*Exercise data*
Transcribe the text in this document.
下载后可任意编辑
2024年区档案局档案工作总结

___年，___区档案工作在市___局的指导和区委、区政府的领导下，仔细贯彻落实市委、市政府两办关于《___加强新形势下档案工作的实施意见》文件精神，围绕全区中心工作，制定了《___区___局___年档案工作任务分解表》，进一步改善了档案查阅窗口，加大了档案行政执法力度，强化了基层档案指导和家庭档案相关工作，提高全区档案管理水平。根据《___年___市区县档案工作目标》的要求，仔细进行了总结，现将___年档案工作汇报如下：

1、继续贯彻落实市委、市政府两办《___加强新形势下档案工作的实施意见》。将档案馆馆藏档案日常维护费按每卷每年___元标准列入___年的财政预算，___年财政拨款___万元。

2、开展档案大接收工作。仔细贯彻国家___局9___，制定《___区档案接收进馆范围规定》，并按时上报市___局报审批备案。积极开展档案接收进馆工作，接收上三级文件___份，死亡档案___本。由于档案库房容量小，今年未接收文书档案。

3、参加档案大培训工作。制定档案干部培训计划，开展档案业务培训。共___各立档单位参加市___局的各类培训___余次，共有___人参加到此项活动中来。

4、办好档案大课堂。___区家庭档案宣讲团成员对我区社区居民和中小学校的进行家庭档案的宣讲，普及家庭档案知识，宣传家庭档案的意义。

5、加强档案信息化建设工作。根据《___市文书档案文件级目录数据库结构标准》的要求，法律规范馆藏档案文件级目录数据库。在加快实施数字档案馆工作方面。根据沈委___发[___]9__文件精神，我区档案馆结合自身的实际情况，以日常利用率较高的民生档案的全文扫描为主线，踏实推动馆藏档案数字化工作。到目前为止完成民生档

*Exercise brief*
Extract the data in full. Keep it word for word.

*Task result*
Transcribe the text in this document.
下载后可任意编辑
2024年区档案局档案工作总结

___年，___区档案工作在市___局的指导和区委、区政府的领导下，仔细贯彻落实市委、市政府两办关于《___加强新形势下档案工作的实施意见》文件精神，围绕全区中心工作，制定了《___区___局___年档案工作任务分解表》，进一步改善了档案查阅窗口，加大了档案行政执法力度，强化了基层档案指导和家庭档案相关工作，提高全区档案管理水平。根据《___年___市区县档案工作目标》的要求，仔细进行了总结，现将___年档案工作汇报如下：

1、继续贯彻落实市委、市政府两办《___加强新形势下档案工作的实施意见》。将档案馆馆藏档案日常维护费按每卷每年___元标准列入___年的财政预算，___年财政拨款___万元。

2、开展档案大接收工作。仔细贯彻国家___局9___，制定《___区档案接收进馆范围规定》，并按时上报市___局报审批备案。积极开展档案接收进馆工作，接收上三级文件___份，死亡档案___本。由于档案库房容量小，今年未接收文书档案。

3、参加档案大培训工作。制定档案干部培训计划，开展档案业务培训。共___各立档单位参加市___局的各类培训___余次，共有___人参加到此项活动中来。

4、办好档案大课堂。___区家庭档案宣讲团成员对我区社区居民和中小学校的进行家庭档案的宣讲，普及家庭档案知识，宣传家庭档案的意义。

5、加强档案信息化建设工作。根据《___市文书档案文件级目录数据库结构标准》的要求，法律规范馆藏档案文件级目录数据库。在加快实施数字档案馆工作方面。根据沈委___发[___]9__文件精神，我区档案馆结合自身的实际情况，以日常利用率较高的民生档案的全文扫描为主线，踏实推动馆藏档案数字化工作。到目前为止完成民生档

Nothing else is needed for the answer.